* Input records:
##############################

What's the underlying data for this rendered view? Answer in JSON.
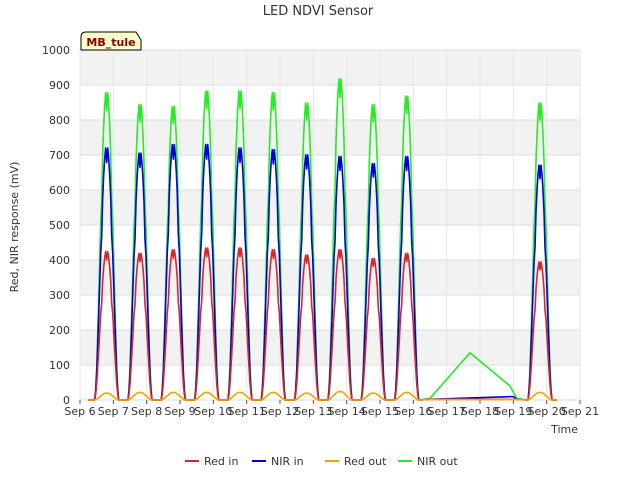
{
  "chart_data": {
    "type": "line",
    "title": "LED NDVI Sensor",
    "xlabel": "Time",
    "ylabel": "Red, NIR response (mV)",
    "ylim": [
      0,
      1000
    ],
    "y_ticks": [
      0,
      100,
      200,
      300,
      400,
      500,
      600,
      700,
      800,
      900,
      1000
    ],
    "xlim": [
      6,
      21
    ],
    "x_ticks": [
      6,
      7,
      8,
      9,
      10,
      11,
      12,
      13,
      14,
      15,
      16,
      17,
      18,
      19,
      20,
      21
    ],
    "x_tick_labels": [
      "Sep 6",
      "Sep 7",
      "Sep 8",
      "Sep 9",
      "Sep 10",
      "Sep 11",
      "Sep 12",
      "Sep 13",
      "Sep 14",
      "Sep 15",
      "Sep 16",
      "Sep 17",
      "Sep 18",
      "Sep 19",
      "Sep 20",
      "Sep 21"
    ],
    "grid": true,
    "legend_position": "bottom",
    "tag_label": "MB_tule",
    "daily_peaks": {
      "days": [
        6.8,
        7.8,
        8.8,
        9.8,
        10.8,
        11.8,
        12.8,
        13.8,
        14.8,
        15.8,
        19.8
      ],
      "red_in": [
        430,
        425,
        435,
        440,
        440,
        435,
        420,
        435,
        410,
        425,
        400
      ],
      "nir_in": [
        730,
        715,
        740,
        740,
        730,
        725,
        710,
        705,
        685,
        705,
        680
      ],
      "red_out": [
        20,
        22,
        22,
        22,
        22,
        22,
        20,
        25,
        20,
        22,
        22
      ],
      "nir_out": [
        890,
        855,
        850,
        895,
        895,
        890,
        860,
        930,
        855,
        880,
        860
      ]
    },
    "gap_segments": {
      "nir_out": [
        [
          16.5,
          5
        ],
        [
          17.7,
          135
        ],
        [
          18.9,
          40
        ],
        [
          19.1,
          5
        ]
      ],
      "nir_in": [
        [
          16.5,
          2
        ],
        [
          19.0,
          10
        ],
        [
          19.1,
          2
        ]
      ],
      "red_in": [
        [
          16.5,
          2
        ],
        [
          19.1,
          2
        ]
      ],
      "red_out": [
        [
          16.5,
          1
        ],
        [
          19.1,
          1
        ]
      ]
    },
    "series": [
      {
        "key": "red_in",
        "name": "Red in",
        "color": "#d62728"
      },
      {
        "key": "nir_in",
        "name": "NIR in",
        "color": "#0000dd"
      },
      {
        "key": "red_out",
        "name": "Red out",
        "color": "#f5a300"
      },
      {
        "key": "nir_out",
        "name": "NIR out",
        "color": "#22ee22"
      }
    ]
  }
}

##############################

Scan the material and collect every line that contains "color".

        "color": "#d62728"
        "color": "#0000dd"
        "color": "#f5a300"
        "color": "#22ee22"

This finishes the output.